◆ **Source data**
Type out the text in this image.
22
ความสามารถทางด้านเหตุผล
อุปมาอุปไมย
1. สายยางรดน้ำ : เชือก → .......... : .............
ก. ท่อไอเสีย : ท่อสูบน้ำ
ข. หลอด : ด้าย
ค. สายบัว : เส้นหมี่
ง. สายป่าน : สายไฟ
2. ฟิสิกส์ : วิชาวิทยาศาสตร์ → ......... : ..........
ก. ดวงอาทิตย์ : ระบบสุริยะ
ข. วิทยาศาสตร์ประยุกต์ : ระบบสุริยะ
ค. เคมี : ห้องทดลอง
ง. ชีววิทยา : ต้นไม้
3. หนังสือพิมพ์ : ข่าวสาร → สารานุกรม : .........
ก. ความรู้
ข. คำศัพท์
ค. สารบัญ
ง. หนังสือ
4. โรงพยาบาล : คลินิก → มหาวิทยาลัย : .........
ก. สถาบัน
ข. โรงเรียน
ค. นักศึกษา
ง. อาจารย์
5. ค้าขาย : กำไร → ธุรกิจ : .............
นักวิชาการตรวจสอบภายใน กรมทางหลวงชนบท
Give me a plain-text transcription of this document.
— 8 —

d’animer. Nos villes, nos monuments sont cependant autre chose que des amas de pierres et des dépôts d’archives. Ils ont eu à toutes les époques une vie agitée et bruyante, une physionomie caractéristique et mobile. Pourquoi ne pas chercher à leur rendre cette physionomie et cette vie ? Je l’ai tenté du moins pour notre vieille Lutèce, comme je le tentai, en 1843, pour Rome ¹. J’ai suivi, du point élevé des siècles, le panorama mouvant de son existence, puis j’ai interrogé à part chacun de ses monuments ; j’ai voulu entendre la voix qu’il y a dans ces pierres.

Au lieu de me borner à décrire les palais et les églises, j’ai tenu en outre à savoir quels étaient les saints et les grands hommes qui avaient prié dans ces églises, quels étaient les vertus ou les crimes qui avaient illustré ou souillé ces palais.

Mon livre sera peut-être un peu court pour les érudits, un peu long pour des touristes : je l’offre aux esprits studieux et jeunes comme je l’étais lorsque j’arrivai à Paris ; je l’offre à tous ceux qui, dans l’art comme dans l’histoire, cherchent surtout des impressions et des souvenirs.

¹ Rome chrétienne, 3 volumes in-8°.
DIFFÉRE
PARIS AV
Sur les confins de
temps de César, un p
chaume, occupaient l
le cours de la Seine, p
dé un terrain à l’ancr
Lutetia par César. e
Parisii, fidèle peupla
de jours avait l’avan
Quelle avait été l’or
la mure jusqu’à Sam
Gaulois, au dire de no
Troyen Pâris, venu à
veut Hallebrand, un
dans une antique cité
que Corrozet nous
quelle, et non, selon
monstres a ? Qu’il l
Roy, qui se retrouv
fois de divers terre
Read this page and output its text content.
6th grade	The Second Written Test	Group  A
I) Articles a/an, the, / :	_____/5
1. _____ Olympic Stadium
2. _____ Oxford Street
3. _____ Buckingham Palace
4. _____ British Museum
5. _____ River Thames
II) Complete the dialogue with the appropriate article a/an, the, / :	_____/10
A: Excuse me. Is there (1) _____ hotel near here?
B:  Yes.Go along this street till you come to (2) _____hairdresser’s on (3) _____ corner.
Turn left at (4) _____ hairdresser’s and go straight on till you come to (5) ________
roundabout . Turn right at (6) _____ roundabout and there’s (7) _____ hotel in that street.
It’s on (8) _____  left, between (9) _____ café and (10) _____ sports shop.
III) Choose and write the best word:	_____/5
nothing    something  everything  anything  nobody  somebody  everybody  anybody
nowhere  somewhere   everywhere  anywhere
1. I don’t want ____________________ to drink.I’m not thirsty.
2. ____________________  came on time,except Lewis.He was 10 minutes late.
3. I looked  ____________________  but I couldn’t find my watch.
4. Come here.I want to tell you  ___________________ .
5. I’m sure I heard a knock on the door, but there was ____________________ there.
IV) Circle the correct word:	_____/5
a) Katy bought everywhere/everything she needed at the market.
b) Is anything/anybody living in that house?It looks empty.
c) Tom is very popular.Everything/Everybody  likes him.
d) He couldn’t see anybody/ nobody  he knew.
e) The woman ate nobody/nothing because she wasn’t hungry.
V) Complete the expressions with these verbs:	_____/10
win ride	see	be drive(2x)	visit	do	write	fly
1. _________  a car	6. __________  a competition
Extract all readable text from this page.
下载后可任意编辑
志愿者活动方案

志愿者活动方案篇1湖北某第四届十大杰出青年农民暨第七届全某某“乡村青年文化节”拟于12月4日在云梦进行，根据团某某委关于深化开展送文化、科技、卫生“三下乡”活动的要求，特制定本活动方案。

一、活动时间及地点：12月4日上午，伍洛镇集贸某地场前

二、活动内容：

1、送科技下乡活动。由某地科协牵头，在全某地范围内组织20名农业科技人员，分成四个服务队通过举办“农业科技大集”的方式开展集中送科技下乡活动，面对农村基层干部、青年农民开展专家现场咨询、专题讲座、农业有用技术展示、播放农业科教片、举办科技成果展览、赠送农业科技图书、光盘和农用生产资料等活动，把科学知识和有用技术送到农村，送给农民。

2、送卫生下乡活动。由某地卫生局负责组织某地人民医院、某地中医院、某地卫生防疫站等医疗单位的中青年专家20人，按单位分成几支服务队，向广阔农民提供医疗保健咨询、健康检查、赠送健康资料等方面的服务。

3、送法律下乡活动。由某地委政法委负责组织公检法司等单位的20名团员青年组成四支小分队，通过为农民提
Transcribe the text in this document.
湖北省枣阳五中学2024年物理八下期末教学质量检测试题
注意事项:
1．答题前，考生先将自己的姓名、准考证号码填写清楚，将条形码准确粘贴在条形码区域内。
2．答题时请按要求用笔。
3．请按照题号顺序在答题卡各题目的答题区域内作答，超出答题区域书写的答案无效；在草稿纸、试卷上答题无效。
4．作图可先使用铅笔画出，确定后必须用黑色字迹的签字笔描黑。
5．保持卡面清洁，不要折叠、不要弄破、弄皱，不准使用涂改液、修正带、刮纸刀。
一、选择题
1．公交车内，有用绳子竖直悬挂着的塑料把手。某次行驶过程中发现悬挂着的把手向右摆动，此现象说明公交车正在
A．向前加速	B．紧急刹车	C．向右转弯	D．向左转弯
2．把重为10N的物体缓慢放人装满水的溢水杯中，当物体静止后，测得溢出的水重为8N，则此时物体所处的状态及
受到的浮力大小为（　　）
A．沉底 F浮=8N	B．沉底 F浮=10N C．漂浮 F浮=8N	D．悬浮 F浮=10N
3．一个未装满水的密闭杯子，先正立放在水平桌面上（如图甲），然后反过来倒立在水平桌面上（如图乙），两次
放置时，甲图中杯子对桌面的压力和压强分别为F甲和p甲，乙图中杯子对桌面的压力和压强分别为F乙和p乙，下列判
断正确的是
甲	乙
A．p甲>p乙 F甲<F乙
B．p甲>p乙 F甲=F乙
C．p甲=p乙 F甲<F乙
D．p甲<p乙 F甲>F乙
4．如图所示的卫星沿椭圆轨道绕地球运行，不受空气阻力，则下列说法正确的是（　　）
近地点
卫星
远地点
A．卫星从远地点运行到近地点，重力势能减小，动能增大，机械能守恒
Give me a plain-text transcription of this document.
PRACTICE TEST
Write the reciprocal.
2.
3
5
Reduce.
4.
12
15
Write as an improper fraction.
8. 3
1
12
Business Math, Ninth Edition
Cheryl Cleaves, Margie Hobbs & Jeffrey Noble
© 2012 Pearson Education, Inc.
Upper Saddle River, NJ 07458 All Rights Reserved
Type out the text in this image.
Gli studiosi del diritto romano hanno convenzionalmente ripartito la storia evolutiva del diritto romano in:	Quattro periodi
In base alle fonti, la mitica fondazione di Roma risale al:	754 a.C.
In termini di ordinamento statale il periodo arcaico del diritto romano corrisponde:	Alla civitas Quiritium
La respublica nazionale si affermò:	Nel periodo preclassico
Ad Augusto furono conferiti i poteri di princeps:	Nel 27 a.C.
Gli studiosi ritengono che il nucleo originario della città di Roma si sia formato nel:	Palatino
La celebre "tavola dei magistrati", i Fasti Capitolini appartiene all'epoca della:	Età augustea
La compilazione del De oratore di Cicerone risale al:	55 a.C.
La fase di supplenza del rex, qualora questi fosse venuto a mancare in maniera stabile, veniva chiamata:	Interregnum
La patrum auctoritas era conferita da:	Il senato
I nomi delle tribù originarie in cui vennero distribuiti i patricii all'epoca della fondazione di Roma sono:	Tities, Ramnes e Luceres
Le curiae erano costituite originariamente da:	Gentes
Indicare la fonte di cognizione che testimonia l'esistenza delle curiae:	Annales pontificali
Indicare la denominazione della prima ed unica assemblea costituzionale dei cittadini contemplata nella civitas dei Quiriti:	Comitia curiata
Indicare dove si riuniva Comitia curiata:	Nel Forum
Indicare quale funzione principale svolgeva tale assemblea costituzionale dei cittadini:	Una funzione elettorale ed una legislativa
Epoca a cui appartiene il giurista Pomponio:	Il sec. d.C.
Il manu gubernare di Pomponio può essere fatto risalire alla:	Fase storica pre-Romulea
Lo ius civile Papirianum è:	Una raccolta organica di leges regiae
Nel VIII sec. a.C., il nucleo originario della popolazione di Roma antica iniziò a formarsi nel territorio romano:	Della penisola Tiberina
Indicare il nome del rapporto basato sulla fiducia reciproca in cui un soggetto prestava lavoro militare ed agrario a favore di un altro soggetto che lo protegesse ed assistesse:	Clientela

◆ **EXERCISE DETAILS**
Search the listing for the word "delle". Copy every line in which it occurs.

◆ **FINAL RESULT**
I nomi delle tribù originarie in cui vennero distribuiti i patricii all'epoca della fondazione di Roma sono:	Tities, Ramnes e Luceres
Indicare la fonte di cognizione che testimonia l'esistenza delle curiae:	Annales pontificali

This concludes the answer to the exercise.